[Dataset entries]
"""
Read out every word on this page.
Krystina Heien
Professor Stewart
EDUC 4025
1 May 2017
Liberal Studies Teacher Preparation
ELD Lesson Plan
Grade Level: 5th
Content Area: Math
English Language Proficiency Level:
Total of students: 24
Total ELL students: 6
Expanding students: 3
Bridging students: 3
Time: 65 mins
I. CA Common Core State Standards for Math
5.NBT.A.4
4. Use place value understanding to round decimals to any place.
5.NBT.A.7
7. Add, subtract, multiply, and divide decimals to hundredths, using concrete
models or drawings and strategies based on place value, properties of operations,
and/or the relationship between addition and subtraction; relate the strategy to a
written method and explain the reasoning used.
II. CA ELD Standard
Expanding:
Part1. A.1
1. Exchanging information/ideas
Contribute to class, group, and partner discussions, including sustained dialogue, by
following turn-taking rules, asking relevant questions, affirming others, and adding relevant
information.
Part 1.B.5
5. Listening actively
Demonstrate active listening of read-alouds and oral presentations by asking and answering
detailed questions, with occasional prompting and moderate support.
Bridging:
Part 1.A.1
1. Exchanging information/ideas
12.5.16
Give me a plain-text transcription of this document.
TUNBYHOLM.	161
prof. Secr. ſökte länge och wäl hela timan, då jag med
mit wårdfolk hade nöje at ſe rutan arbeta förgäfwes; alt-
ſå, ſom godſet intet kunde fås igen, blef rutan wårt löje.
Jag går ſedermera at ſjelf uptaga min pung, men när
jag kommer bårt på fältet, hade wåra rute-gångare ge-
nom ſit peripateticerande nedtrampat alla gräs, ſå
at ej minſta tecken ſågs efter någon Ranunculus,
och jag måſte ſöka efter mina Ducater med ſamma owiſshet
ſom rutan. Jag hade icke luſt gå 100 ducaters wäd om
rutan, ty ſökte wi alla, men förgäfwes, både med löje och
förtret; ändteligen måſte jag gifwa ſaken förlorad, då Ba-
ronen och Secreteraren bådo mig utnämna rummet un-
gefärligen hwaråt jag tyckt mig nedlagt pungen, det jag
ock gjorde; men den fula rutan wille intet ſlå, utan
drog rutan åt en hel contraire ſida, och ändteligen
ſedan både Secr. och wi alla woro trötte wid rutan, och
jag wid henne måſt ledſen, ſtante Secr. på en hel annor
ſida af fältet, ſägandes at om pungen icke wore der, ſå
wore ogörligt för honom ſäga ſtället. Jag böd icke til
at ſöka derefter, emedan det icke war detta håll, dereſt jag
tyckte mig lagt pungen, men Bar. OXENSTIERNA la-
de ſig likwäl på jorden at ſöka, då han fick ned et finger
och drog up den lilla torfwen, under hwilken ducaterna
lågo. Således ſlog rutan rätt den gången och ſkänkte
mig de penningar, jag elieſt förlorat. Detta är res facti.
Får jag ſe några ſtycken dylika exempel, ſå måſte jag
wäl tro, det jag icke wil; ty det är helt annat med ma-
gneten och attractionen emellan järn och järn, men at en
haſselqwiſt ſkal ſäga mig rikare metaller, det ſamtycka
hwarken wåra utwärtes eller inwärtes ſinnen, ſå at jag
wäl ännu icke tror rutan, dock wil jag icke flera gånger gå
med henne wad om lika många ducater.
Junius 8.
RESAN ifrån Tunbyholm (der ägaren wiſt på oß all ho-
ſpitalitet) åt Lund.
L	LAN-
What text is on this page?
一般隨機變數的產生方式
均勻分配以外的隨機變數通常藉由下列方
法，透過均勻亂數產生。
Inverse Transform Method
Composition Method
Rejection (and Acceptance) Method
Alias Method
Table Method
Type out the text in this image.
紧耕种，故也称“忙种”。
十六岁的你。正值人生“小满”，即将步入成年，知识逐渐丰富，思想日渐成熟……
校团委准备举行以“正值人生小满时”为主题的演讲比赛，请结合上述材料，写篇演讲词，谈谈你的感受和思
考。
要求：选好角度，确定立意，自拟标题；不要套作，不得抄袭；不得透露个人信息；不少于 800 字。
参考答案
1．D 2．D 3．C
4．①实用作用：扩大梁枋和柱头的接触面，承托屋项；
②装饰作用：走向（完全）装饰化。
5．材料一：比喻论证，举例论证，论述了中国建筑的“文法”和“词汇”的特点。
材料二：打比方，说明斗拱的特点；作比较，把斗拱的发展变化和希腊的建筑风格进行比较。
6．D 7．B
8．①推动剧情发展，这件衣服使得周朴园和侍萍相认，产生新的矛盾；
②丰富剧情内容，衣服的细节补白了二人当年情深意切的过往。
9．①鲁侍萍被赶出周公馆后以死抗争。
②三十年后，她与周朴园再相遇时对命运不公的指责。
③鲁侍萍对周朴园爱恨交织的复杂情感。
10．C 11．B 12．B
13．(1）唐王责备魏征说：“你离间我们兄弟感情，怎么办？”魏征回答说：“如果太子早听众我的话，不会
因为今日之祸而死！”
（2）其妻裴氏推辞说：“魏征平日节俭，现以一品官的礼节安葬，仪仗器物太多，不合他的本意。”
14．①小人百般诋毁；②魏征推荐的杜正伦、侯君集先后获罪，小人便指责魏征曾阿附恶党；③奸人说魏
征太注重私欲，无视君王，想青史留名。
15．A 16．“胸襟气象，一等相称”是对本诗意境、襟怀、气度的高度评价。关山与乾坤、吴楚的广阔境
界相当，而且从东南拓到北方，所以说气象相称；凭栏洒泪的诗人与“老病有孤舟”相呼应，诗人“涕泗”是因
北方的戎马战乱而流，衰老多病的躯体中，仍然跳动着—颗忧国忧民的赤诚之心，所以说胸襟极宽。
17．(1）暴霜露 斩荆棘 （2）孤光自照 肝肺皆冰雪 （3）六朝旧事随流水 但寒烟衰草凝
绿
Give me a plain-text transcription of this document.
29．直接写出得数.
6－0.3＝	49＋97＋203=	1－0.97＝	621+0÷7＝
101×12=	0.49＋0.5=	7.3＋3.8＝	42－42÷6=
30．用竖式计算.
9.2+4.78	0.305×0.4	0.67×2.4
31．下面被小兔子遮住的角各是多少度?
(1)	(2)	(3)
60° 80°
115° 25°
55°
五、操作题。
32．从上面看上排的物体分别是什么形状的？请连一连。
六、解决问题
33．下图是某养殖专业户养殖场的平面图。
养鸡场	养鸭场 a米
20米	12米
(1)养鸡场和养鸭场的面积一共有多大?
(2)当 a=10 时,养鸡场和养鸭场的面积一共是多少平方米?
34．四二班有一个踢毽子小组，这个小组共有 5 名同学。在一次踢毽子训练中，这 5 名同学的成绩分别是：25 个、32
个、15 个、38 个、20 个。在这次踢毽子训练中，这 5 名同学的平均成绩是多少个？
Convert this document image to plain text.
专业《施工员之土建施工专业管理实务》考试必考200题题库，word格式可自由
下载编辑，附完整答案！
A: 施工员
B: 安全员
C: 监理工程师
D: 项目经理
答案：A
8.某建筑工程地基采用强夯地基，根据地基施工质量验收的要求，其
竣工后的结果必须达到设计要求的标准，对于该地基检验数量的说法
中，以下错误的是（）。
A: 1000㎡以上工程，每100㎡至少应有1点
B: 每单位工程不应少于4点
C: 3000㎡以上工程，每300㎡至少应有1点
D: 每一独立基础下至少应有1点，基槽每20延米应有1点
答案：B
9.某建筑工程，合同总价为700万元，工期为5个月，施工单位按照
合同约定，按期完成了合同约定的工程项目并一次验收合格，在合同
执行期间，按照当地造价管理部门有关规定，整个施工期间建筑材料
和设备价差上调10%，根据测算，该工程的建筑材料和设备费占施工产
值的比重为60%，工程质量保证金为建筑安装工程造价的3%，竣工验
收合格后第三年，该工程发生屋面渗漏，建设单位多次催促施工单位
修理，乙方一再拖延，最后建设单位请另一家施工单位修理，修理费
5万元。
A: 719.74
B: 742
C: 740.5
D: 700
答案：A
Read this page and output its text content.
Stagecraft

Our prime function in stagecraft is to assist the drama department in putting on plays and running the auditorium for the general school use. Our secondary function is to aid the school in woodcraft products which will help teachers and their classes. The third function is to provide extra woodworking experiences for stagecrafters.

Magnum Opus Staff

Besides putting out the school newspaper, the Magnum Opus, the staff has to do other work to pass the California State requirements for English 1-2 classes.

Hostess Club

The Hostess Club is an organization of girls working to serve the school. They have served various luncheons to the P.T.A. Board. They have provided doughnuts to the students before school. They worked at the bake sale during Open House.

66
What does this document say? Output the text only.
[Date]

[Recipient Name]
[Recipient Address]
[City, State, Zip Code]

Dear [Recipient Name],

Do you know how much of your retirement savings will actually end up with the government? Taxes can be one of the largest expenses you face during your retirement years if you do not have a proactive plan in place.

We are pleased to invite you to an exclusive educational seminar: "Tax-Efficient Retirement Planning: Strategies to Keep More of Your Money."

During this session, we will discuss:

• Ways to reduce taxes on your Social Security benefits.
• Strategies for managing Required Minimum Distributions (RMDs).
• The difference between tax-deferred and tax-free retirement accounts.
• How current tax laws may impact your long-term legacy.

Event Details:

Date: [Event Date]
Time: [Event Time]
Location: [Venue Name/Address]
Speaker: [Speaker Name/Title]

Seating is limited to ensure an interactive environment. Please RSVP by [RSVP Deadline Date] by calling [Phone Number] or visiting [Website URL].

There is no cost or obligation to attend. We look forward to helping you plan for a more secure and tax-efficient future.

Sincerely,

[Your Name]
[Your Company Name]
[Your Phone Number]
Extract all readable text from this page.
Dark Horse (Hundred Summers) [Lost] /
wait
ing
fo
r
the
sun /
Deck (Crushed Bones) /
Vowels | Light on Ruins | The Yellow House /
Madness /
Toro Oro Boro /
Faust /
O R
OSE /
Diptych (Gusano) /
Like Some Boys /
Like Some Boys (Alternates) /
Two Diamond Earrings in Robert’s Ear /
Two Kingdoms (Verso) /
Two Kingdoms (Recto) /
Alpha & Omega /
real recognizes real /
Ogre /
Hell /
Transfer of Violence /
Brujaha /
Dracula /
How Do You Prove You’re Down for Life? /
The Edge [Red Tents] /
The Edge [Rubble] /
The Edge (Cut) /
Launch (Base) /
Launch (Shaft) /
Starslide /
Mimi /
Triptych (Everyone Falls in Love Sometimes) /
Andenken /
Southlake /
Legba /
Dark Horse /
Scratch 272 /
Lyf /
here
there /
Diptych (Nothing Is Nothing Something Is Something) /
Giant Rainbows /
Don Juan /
"""
> **INSTRUCTIONS FOR THE TASK**
Lines that include the word "Edge" are to be extracted from the data above.

> **COMPLETE ANSWER**
The Edge [Red Tents] /
The Edge [Rubble] /
The Edge (Cut) /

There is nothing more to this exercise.